>> Start Data shown
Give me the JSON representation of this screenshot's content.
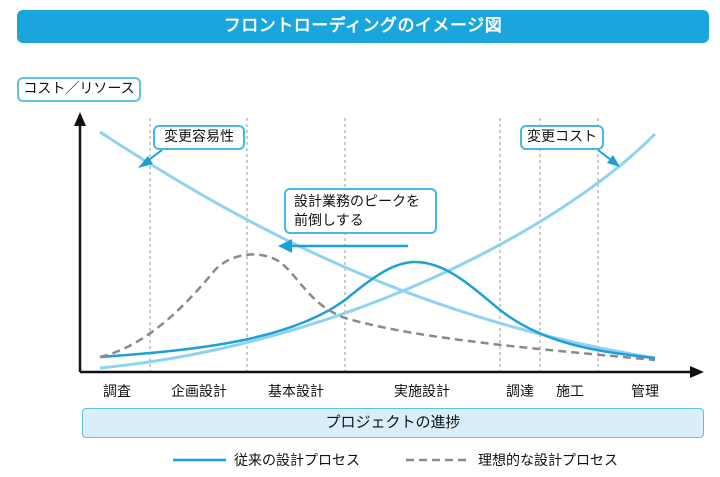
{
  "title": "フロントローディングのイメージ図",
  "y_axis_label": "コスト／リソース",
  "callouts": {
    "changeability": "変更容易性",
    "change_cost": "変更コスト",
    "shift_peak_line1": "設計業務のピークを",
    "shift_peak_line2": "前倒しする"
  },
  "stages": [
    "調査",
    "企画設計",
    "基本設計",
    "実施設計",
    "調達",
    "施工",
    "管理"
  ],
  "x_axis_label": "プロジェクトの進捗",
  "legend": {
    "conventional": "従来の設計プロセス",
    "ideal": "理想的な設計プロセス"
  },
  "colors": {
    "title_bg": "#1aa6dd",
    "light_blue": "#8fd3f0",
    "dark_blue": "#1ba0d8",
    "dashed_gray": "#8a8a8a",
    "progress_bg": "#d9eef9"
  }
}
>> End Data shown
- [Given request]: Transcribe the listing in full. Omit the pictures and keep every line exact.

- [Response to this exercise]:
Give me the JSON representation of this screenshot's content.
{
  "title": "フロントローディングのイメージ図",
  "y_axis_label": "コスト／リソース",
  "callouts": {
    "changeability": "変更容易性",
    "change_cost": "変更コスト",
    "shift_peak_line1": "設計業務のピークを",
    "shift_peak_line2": "前倒しする"
  },
  "stages": [
    "調査",
    "企画設計",
    "基本設計",
    "実施設計",
    "調達",
    "施工",
    "管理"
  ],
  "x_axis_label": "プロジェクトの進捗",
  "legend": {
    "conventional": "従来の設計プロセス",
    "ideal": "理想的な設計プロセス"
  },
  "colors": {
    "title_bg": "#1aa6dd",
    "light_blue": "#8fd3f0",
    "dark_blue": "#1ba0d8",
    "dashed_gray": "#8a8a8a",
    "progress_bg": "#d9eef9"
  }
}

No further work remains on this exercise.